Saved data entries:
┏━━
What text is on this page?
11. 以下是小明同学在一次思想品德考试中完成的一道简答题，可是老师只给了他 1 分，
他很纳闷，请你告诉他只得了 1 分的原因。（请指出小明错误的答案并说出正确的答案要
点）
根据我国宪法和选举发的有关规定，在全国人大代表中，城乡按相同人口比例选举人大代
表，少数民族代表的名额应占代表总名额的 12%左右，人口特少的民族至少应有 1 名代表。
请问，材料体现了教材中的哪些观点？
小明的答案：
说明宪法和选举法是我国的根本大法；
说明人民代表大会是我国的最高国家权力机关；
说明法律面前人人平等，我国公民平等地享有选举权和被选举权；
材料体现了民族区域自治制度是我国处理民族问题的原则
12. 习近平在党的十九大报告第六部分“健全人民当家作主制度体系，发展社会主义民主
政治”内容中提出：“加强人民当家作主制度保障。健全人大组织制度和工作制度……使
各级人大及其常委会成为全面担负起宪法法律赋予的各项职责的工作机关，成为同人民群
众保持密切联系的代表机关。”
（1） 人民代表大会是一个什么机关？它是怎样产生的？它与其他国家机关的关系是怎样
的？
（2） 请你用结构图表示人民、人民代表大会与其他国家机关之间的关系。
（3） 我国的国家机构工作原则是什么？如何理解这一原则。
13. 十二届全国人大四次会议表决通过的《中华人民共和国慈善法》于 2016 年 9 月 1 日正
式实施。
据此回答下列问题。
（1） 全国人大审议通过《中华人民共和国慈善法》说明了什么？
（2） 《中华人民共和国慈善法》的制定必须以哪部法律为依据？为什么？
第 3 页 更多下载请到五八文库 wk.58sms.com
┗━━
┏━━
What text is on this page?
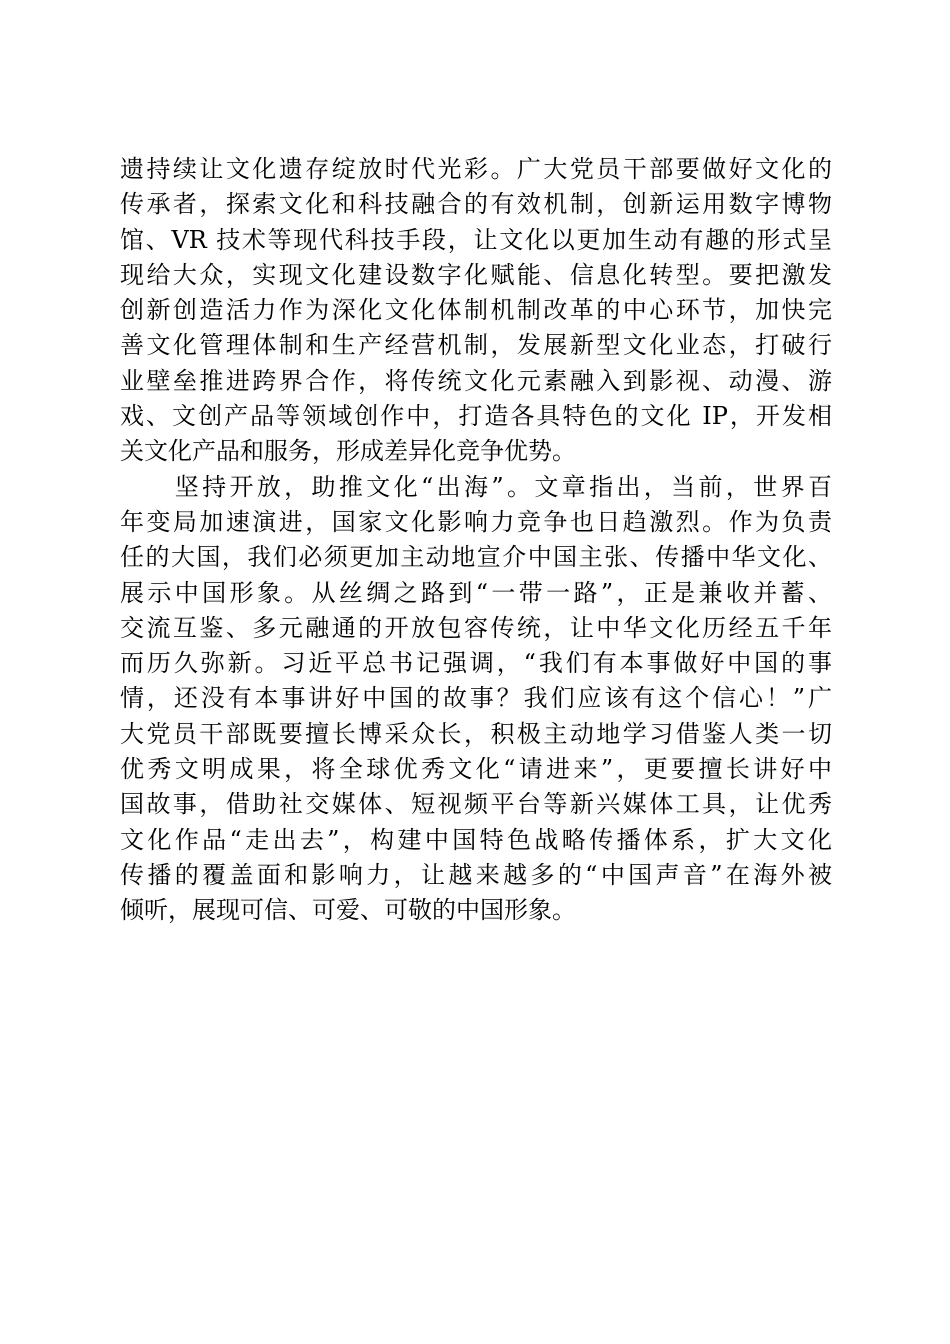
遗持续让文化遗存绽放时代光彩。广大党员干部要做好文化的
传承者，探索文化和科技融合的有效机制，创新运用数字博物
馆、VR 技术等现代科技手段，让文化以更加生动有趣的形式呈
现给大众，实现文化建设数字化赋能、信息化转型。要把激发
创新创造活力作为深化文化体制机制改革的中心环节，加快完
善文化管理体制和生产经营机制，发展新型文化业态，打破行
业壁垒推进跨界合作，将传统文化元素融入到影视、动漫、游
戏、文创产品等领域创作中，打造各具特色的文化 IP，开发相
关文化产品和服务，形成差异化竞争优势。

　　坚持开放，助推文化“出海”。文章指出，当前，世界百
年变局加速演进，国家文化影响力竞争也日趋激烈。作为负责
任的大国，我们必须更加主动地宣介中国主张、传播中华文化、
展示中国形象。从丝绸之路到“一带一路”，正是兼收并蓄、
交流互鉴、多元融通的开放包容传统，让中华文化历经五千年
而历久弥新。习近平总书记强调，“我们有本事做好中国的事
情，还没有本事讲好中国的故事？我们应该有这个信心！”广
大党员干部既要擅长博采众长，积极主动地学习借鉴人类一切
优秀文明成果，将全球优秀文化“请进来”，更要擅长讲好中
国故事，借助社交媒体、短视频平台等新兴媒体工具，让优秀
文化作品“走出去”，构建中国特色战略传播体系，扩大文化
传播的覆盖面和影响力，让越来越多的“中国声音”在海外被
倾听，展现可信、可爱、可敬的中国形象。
┗━━
EXERCISE AIM: Every line above that contains the word "中华人民共和国慈善法" should be reported.

THE SOLUTION:
13. 十二届全国人大四次会议表决通过的《中华人民共和国慈善法》于 2016 年 9 月 1 日正
（1） 全国人大审议通过《中华人民共和国慈善法》说明了什么？
（2） 《中华人民共和国慈善法》的制定必须以哪部法律为依据？为什么？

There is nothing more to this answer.